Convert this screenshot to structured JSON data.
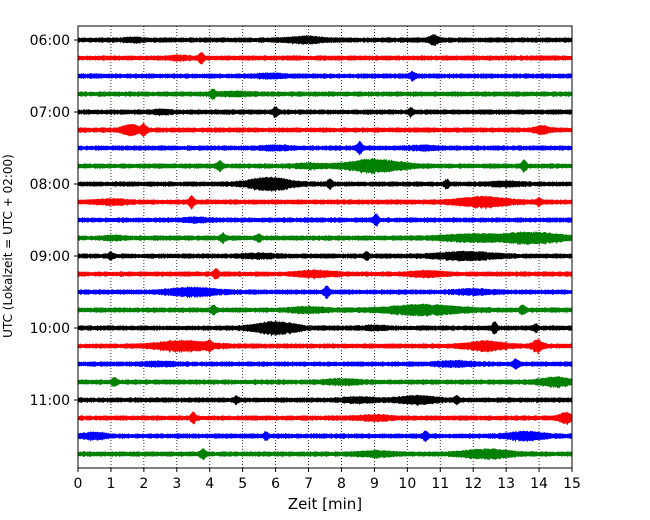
{
  "chart_data": {
    "type": "line",
    "title": "",
    "xlabel": "Zeit  [min]",
    "ylabel": "UTC (Lokalzeit = UTC + 02:00)",
    "xlim": [
      0,
      15
    ],
    "x_ticks": [
      0,
      1,
      2,
      3,
      4,
      5,
      6,
      7,
      8,
      9,
      10,
      11,
      12,
      13,
      14,
      15
    ],
    "x_tick_labels": [
      "0",
      "1",
      "2",
      "3",
      "4",
      "5",
      "6",
      "7",
      "8",
      "9",
      "10",
      "11",
      "12",
      "13",
      "14",
      "15"
    ],
    "y_tick_labels": [
      "06:00",
      "07:00",
      "08:00",
      "09:00",
      "10:00",
      "11:00"
    ],
    "y_tick_rows": [
      0,
      4,
      8,
      12,
      16,
      20
    ],
    "row_count": 24,
    "row_interval_min": 15,
    "vertical_grid": "dotted",
    "colors": [
      "#000000",
      "#ff0000",
      "#0000ff",
      "#008000"
    ],
    "rows": [
      {
        "start": "06:00",
        "color": "#000000",
        "bursts": [
          [
            6.9,
            0.6,
            0.25
          ],
          [
            10.8,
            0.15,
            0.45
          ],
          [
            1.7,
            0.3,
            0.15
          ]
        ]
      },
      {
        "start": "06:15",
        "color": "#ff0000",
        "bursts": [
          [
            3.75,
            0.08,
            0.5
          ],
          [
            3.1,
            0.3,
            0.15
          ]
        ]
      },
      {
        "start": "06:30",
        "color": "#0000ff",
        "bursts": [
          [
            10.15,
            0.08,
            0.35
          ],
          [
            5.8,
            0.4,
            0.15
          ]
        ]
      },
      {
        "start": "06:45",
        "color": "#008000",
        "bursts": [
          [
            4.1,
            0.08,
            0.4
          ],
          [
            4.8,
            0.5,
            0.15
          ]
        ]
      },
      {
        "start": "07:00",
        "color": "#000000",
        "bursts": [
          [
            6.0,
            0.08,
            0.45
          ],
          [
            10.1,
            0.08,
            0.35
          ],
          [
            2.5,
            0.3,
            0.15
          ]
        ]
      },
      {
        "start": "07:15",
        "color": "#ff0000",
        "bursts": [
          [
            1.6,
            0.3,
            0.45
          ],
          [
            2.0,
            0.08,
            0.5
          ],
          [
            14.1,
            0.25,
            0.3
          ]
        ]
      },
      {
        "start": "07:30",
        "color": "#0000ff",
        "bursts": [
          [
            8.55,
            0.08,
            0.6
          ],
          [
            6.0,
            0.5,
            0.15
          ],
          [
            10.5,
            0.4,
            0.15
          ]
        ]
      },
      {
        "start": "07:45",
        "color": "#008000",
        "bursts": [
          [
            9.0,
            0.9,
            0.6
          ],
          [
            4.3,
            0.08,
            0.4
          ],
          [
            13.55,
            0.08,
            0.55
          ],
          [
            7.0,
            0.5,
            0.15
          ]
        ]
      },
      {
        "start": "08:00",
        "color": "#000000",
        "bursts": [
          [
            5.8,
            0.7,
            0.6
          ],
          [
            7.65,
            0.08,
            0.45
          ],
          [
            11.2,
            0.08,
            0.35
          ],
          [
            13.0,
            0.5,
            0.15
          ]
        ]
      },
      {
        "start": "08:15",
        "color": "#ff0000",
        "bursts": [
          [
            3.45,
            0.08,
            0.6
          ],
          [
            12.3,
            0.8,
            0.45
          ],
          [
            1.0,
            0.5,
            0.2
          ],
          [
            14.0,
            0.08,
            0.3
          ]
        ]
      },
      {
        "start": "08:30",
        "color": "#0000ff",
        "bursts": [
          [
            9.05,
            0.08,
            0.55
          ],
          [
            3.6,
            0.4,
            0.15
          ]
        ]
      },
      {
        "start": "08:45",
        "color": "#008000",
        "bursts": [
          [
            13.8,
            0.9,
            0.5
          ],
          [
            12.0,
            1.0,
            0.3
          ],
          [
            4.4,
            0.08,
            0.4
          ],
          [
            5.5,
            0.08,
            0.3
          ],
          [
            1.1,
            0.3,
            0.15
          ]
        ]
      },
      {
        "start": "09:00",
        "color": "#000000",
        "bursts": [
          [
            11.8,
            0.9,
            0.35
          ],
          [
            8.75,
            0.08,
            0.35
          ],
          [
            1.0,
            0.08,
            0.3
          ],
          [
            5.5,
            0.5,
            0.15
          ]
        ]
      },
      {
        "start": "09:15",
        "color": "#ff0000",
        "bursts": [
          [
            4.2,
            0.08,
            0.5
          ],
          [
            7.2,
            0.6,
            0.25
          ],
          [
            10.6,
            0.5,
            0.2
          ]
        ]
      },
      {
        "start": "09:30",
        "color": "#0000ff",
        "bursts": [
          [
            3.5,
            0.8,
            0.35
          ],
          [
            7.55,
            0.08,
            0.55
          ],
          [
            12.0,
            0.6,
            0.2
          ]
        ]
      },
      {
        "start": "09:45",
        "color": "#008000",
        "bursts": [
          [
            10.5,
            1.2,
            0.45
          ],
          [
            4.1,
            0.08,
            0.45
          ],
          [
            13.5,
            0.08,
            0.45
          ],
          [
            7.0,
            0.6,
            0.2
          ]
        ]
      },
      {
        "start": "10:00",
        "color": "#000000",
        "bursts": [
          [
            6.0,
            0.7,
            0.55
          ],
          [
            12.65,
            0.08,
            0.55
          ],
          [
            13.9,
            0.08,
            0.3
          ],
          [
            9.0,
            0.4,
            0.15
          ]
        ]
      },
      {
        "start": "10:15",
        "color": "#ff0000",
        "bursts": [
          [
            3.2,
            0.9,
            0.45
          ],
          [
            12.4,
            0.6,
            0.4
          ],
          [
            13.95,
            0.15,
            0.6
          ],
          [
            4.0,
            0.08,
            0.35
          ]
        ]
      },
      {
        "start": "10:30",
        "color": "#0000ff",
        "bursts": [
          [
            13.3,
            0.08,
            0.45
          ],
          [
            11.5,
            0.6,
            0.2
          ],
          [
            2.5,
            0.5,
            0.15
          ]
        ]
      },
      {
        "start": "10:45",
        "color": "#008000",
        "bursts": [
          [
            14.5,
            0.5,
            0.4
          ],
          [
            1.1,
            0.08,
            0.35
          ],
          [
            8.0,
            0.6,
            0.2
          ]
        ]
      },
      {
        "start": "11:00",
        "color": "#000000",
        "bursts": [
          [
            10.3,
            0.6,
            0.35
          ],
          [
            11.5,
            0.08,
            0.3
          ],
          [
            4.8,
            0.08,
            0.3
          ],
          [
            8.5,
            0.5,
            0.2
          ]
        ]
      },
      {
        "start": "11:15",
        "color": "#ff0000",
        "bursts": [
          [
            3.5,
            0.08,
            0.55
          ],
          [
            14.8,
            0.2,
            0.45
          ],
          [
            9.0,
            0.6,
            0.2
          ]
        ]
      },
      {
        "start": "11:30",
        "color": "#0000ff",
        "bursts": [
          [
            13.6,
            0.6,
            0.35
          ],
          [
            10.55,
            0.08,
            0.45
          ],
          [
            0.5,
            0.4,
            0.25
          ],
          [
            5.7,
            0.08,
            0.3
          ]
        ]
      },
      {
        "start": "11:45",
        "color": "#008000",
        "bursts": [
          [
            12.4,
            0.8,
            0.4
          ],
          [
            3.8,
            0.08,
            0.45
          ],
          [
            9.0,
            0.6,
            0.2
          ]
        ]
      }
    ]
  }
}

EXERCISE DESCRIPTION>
Retype all the records shown above, character for character. Omit every picture.

RESULT BELOW>
Convert this screenshot to structured JSON data.
{
  "chart_data": {
    "type": "line",
    "title": "",
    "xlabel": "Zeit  [min]",
    "ylabel": "UTC (Lokalzeit = UTC + 02:00)",
    "xlim": [
      0,
      15
    ],
    "x_ticks": [
      0,
      1,
      2,
      3,
      4,
      5,
      6,
      7,
      8,
      9,
      10,
      11,
      12,
      13,
      14,
      15
    ],
    "x_tick_labels": [
      "0",
      "1",
      "2",
      "3",
      "4",
      "5",
      "6",
      "7",
      "8",
      "9",
      "10",
      "11",
      "12",
      "13",
      "14",
      "15"
    ],
    "y_tick_labels": [
      "06:00",
      "07:00",
      "08:00",
      "09:00",
      "10:00",
      "11:00"
    ],
    "y_tick_rows": [
      0,
      4,
      8,
      12,
      16,
      20
    ],
    "row_count": 24,
    "row_interval_min": 15,
    "vertical_grid": "dotted",
    "colors": [
      "#000000",
      "#ff0000",
      "#0000ff",
      "#008000"
    ],
    "rows": [
      {
        "start": "06:00",
        "color": "#000000",
        "bursts": [
          [
            6.9,
            0.6,
            0.25
          ],
          [
            10.8,
            0.15,
            0.45
          ],
          [
            1.7,
            0.3,
            0.15
          ]
        ]
      },
      {
        "start": "06:15",
        "color": "#ff0000",
        "bursts": [
          [
            3.75,
            0.08,
            0.5
          ],
          [
            3.1,
            0.3,
            0.15
          ]
        ]
      },
      {
        "start": "06:30",
        "color": "#0000ff",
        "bursts": [
          [
            10.15,
            0.08,
            0.35
          ],
          [
            5.8,
            0.4,
            0.15
          ]
        ]
      },
      {
        "start": "06:45",
        "color": "#008000",
        "bursts": [
          [
            4.1,
            0.08,
            0.4
          ],
          [
            4.8,
            0.5,
            0.15
          ]
        ]
      },
      {
        "start": "07:00",
        "color": "#000000",
        "bursts": [
          [
            6.0,
            0.08,
            0.45
          ],
          [
            10.1,
            0.08,
            0.35
          ],
          [
            2.5,
            0.3,
            0.15
          ]
        ]
      },
      {
        "start": "07:15",
        "color": "#ff0000",
        "bursts": [
          [
            1.6,
            0.3,
            0.45
          ],
          [
            2.0,
            0.08,
            0.5
          ],
          [
            14.1,
            0.25,
            0.3
          ]
        ]
      },
      {
        "start": "07:30",
        "color": "#0000ff",
        "bursts": [
          [
            8.55,
            0.08,
            0.6
          ],
          [
            6.0,
            0.5,
            0.15
          ],
          [
            10.5,
            0.4,
            0.15
          ]
        ]
      },
      {
        "start": "07:45",
        "color": "#008000",
        "bursts": [
          [
            9.0,
            0.9,
            0.6
          ],
          [
            4.3,
            0.08,
            0.4
          ],
          [
            13.55,
            0.08,
            0.55
          ],
          [
            7.0,
            0.5,
            0.15
          ]
        ]
      },
      {
        "start": "08:00",
        "color": "#000000",
        "bursts": [
          [
            5.8,
            0.7,
            0.6
          ],
          [
            7.65,
            0.08,
            0.45
          ],
          [
            11.2,
            0.08,
            0.35
          ],
          [
            13.0,
            0.5,
            0.15
          ]
        ]
      },
      {
        "start": "08:15",
        "color": "#ff0000",
        "bursts": [
          [
            3.45,
            0.08,
            0.6
          ],
          [
            12.3,
            0.8,
            0.45
          ],
          [
            1.0,
            0.5,
            0.2
          ],
          [
            14.0,
            0.08,
            0.3
          ]
        ]
      },
      {
        "start": "08:30",
        "color": "#0000ff",
        "bursts": [
          [
            9.05,
            0.08,
            0.55
          ],
          [
            3.6,
            0.4,
            0.15
          ]
        ]
      },
      {
        "start": "08:45",
        "color": "#008000",
        "bursts": [
          [
            13.8,
            0.9,
            0.5
          ],
          [
            12.0,
            1.0,
            0.3
          ],
          [
            4.4,
            0.08,
            0.4
          ],
          [
            5.5,
            0.08,
            0.3
          ],
          [
            1.1,
            0.3,
            0.15
          ]
        ]
      },
      {
        "start": "09:00",
        "color": "#000000",
        "bursts": [
          [
            11.8,
            0.9,
            0.35
          ],
          [
            8.75,
            0.08,
            0.35
          ],
          [
            1.0,
            0.08,
            0.3
          ],
          [
            5.5,
            0.5,
            0.15
          ]
        ]
      },
      {
        "start": "09:15",
        "color": "#ff0000",
        "bursts": [
          [
            4.2,
            0.08,
            0.5
          ],
          [
            7.2,
            0.6,
            0.25
          ],
          [
            10.6,
            0.5,
            0.2
          ]
        ]
      },
      {
        "start": "09:30",
        "color": "#0000ff",
        "bursts": [
          [
            3.5,
            0.8,
            0.35
          ],
          [
            7.55,
            0.08,
            0.55
          ],
          [
            12.0,
            0.6,
            0.2
          ]
        ]
      },
      {
        "start": "09:45",
        "color": "#008000",
        "bursts": [
          [
            10.5,
            1.2,
            0.45
          ],
          [
            4.1,
            0.08,
            0.45
          ],
          [
            13.5,
            0.08,
            0.45
          ],
          [
            7.0,
            0.6,
            0.2
          ]
        ]
      },
      {
        "start": "10:00",
        "color": "#000000",
        "bursts": [
          [
            6.0,
            0.7,
            0.55
          ],
          [
            12.65,
            0.08,
            0.55
          ],
          [
            13.9,
            0.08,
            0.3
          ],
          [
            9.0,
            0.4,
            0.15
          ]
        ]
      },
      {
        "start": "10:15",
        "color": "#ff0000",
        "bursts": [
          [
            3.2,
            0.9,
            0.45
          ],
          [
            12.4,
            0.6,
            0.4
          ],
          [
            13.95,
            0.15,
            0.6
          ],
          [
            4.0,
            0.08,
            0.35
          ]
        ]
      },
      {
        "start": "10:30",
        "color": "#0000ff",
        "bursts": [
          [
            13.3,
            0.08,
            0.45
          ],
          [
            11.5,
            0.6,
            0.2
          ],
          [
            2.5,
            0.5,
            0.15
          ]
        ]
      },
      {
        "start": "10:45",
        "color": "#008000",
        "bursts": [
          [
            14.5,
            0.5,
            0.4
          ],
          [
            1.1,
            0.08,
            0.35
          ],
          [
            8.0,
            0.6,
            0.2
          ]
        ]
      },
      {
        "start": "11:00",
        "color": "#000000",
        "bursts": [
          [
            10.3,
            0.6,
            0.35
          ],
          [
            11.5,
            0.08,
            0.3
          ],
          [
            4.8,
            0.08,
            0.3
          ],
          [
            8.5,
            0.5,
            0.2
          ]
        ]
      },
      {
        "start": "11:15",
        "color": "#ff0000",
        "bursts": [
          [
            3.5,
            0.08,
            0.55
          ],
          [
            14.8,
            0.2,
            0.45
          ],
          [
            9.0,
            0.6,
            0.2
          ]
        ]
      },
      {
        "start": "11:30",
        "color": "#0000ff",
        "bursts": [
          [
            13.6,
            0.6,
            0.35
          ],
          [
            10.55,
            0.08,
            0.45
          ],
          [
            0.5,
            0.4,
            0.25
          ],
          [
            5.7,
            0.08,
            0.3
          ]
        ]
      },
      {
        "start": "11:45",
        "color": "#008000",
        "bursts": [
          [
            12.4,
            0.8,
            0.4
          ],
          [
            3.8,
            0.08,
            0.45
          ],
          [
            9.0,
            0.6,
            0.2
          ]
        ]
      }
    ]
  }
}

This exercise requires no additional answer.